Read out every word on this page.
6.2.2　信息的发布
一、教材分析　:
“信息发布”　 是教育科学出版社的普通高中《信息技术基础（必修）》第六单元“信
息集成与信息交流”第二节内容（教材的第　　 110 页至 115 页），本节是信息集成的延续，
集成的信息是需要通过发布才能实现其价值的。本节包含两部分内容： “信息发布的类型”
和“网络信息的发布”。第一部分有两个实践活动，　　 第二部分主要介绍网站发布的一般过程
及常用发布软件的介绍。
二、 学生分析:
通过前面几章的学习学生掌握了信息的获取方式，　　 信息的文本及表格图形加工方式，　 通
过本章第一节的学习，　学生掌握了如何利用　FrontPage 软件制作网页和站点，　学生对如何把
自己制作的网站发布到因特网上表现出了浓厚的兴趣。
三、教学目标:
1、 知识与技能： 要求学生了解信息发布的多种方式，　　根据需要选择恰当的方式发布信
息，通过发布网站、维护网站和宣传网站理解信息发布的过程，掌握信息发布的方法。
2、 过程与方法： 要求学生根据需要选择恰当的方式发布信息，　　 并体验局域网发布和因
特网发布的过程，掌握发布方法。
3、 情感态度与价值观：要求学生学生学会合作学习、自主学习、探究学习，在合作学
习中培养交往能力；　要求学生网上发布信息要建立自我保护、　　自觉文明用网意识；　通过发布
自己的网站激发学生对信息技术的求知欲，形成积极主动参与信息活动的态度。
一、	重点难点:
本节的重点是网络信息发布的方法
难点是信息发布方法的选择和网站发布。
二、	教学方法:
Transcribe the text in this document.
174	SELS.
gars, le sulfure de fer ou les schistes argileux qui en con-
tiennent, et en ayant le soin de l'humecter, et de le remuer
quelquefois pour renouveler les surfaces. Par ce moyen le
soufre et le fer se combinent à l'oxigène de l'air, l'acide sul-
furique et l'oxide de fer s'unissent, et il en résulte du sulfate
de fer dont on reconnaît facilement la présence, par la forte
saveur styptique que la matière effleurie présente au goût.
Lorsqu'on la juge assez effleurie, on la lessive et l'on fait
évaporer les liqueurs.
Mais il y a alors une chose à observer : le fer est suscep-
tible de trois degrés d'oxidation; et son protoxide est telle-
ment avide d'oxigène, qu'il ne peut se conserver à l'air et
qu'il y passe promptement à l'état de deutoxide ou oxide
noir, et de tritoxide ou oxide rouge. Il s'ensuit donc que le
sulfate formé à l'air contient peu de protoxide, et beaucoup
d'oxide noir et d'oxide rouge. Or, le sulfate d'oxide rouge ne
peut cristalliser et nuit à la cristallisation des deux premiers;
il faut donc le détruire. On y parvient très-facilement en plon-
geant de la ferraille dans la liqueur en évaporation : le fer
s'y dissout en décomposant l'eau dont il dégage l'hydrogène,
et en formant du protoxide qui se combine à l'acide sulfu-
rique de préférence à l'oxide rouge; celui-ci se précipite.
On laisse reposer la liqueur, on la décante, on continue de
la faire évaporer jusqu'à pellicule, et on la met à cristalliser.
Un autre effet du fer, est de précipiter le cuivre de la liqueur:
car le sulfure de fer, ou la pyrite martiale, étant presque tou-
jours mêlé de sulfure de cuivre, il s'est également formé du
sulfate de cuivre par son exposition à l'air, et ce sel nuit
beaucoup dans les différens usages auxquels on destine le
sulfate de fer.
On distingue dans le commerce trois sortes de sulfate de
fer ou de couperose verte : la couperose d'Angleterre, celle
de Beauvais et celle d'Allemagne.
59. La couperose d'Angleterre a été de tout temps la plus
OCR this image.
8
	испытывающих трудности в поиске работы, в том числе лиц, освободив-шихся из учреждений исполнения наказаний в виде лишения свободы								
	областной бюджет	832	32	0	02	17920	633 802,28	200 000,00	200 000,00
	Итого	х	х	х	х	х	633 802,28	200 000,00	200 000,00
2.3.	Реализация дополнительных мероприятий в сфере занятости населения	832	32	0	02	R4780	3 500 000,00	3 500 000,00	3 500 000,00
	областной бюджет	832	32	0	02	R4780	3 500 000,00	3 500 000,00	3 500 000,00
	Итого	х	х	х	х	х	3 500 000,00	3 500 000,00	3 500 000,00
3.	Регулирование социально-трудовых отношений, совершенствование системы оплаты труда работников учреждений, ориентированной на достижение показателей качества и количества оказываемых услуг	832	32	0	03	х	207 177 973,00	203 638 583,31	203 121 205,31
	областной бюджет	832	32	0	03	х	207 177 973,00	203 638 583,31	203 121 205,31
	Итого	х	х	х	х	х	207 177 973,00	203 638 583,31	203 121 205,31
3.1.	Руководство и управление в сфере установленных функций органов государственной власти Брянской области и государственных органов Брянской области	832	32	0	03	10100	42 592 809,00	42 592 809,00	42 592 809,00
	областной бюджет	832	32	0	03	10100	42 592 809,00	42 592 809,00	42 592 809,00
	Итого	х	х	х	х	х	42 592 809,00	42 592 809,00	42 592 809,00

=-=-=-=-=

Challenge -> Tell how many lines contain the word "this", using only the number.

Exercise answer -> 3